§ **Given problem**
Pull every line with the word "粗死亡率" out of the entries below.

:: Task material ::

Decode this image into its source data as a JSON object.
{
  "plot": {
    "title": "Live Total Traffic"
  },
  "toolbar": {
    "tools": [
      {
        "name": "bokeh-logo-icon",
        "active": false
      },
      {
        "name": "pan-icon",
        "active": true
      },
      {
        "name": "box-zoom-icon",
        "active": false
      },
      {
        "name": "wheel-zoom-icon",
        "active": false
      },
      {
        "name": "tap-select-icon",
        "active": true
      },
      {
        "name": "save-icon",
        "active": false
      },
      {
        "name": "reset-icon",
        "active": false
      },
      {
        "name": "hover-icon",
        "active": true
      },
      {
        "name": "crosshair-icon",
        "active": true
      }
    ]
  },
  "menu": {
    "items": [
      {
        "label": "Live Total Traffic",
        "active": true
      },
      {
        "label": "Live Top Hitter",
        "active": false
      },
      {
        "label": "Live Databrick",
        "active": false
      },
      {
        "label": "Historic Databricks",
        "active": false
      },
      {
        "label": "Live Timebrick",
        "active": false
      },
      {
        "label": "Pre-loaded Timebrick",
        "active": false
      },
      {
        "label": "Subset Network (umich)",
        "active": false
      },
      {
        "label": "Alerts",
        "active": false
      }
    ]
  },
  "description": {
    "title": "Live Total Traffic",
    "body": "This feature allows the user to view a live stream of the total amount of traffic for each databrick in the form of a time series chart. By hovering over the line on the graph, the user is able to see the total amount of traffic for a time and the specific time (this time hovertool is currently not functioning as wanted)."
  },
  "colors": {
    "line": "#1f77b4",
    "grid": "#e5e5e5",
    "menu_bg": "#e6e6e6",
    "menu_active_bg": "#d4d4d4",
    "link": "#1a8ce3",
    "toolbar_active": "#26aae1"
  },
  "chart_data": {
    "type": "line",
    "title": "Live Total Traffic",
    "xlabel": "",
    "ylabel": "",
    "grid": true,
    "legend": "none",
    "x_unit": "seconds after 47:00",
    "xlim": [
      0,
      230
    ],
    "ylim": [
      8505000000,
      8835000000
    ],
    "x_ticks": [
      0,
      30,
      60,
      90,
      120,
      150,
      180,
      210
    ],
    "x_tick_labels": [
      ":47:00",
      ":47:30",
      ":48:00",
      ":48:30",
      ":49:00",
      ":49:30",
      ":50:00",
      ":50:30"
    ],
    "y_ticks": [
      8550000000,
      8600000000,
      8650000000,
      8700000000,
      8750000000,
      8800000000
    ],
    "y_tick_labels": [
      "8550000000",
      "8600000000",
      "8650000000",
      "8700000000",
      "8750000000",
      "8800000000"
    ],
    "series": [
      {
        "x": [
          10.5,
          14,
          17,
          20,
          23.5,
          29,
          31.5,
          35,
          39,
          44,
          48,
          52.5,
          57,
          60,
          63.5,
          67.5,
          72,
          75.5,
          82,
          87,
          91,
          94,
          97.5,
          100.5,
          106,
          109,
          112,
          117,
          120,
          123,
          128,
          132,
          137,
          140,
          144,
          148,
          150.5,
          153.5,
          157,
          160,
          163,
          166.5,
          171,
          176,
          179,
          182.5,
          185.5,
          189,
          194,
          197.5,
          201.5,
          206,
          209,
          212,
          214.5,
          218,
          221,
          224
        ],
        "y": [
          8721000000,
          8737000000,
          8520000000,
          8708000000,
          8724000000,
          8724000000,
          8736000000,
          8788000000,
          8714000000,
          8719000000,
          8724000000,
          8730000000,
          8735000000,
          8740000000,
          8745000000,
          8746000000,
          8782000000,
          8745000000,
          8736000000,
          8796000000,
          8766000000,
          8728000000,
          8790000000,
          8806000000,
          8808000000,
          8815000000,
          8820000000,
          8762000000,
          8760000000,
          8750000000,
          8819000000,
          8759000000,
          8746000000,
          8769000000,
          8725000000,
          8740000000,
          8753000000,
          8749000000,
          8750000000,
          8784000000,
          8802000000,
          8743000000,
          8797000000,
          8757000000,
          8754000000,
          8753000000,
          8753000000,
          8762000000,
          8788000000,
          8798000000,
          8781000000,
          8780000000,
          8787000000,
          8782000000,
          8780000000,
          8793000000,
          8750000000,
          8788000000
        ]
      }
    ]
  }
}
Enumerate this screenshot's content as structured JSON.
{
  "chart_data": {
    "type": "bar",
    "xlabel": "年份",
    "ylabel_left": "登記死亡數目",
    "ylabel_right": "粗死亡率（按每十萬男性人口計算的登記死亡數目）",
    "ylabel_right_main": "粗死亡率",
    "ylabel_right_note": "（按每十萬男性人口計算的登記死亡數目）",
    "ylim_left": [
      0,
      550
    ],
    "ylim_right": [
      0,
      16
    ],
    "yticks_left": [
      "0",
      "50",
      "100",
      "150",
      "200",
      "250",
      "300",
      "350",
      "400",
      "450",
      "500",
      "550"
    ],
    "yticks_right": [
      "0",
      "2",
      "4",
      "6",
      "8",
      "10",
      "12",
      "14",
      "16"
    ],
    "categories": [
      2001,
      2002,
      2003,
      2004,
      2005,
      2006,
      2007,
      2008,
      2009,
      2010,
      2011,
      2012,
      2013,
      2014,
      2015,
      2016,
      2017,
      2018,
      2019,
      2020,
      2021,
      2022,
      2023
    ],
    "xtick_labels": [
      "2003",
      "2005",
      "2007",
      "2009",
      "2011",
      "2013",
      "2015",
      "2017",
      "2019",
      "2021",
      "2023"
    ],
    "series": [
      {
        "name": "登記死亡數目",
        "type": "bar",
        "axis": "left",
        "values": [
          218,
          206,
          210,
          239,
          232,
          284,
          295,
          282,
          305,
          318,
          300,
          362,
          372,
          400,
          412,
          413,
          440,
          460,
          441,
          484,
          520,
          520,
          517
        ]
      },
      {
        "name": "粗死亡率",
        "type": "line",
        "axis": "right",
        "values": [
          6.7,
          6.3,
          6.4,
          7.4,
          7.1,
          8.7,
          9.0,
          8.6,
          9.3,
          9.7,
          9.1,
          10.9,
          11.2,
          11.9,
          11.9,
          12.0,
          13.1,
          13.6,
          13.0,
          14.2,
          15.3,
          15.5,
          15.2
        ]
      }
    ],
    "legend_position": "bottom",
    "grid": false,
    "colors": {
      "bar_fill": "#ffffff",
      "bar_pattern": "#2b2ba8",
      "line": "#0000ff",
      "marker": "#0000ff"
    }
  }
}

:::

§ **Result**
    "ylabel_right": "粗死亡率（按每十萬男性人口計算的登記死亡數目）",
    "ylabel_right_main": "粗死亡率",
        "name": "粗死亡率",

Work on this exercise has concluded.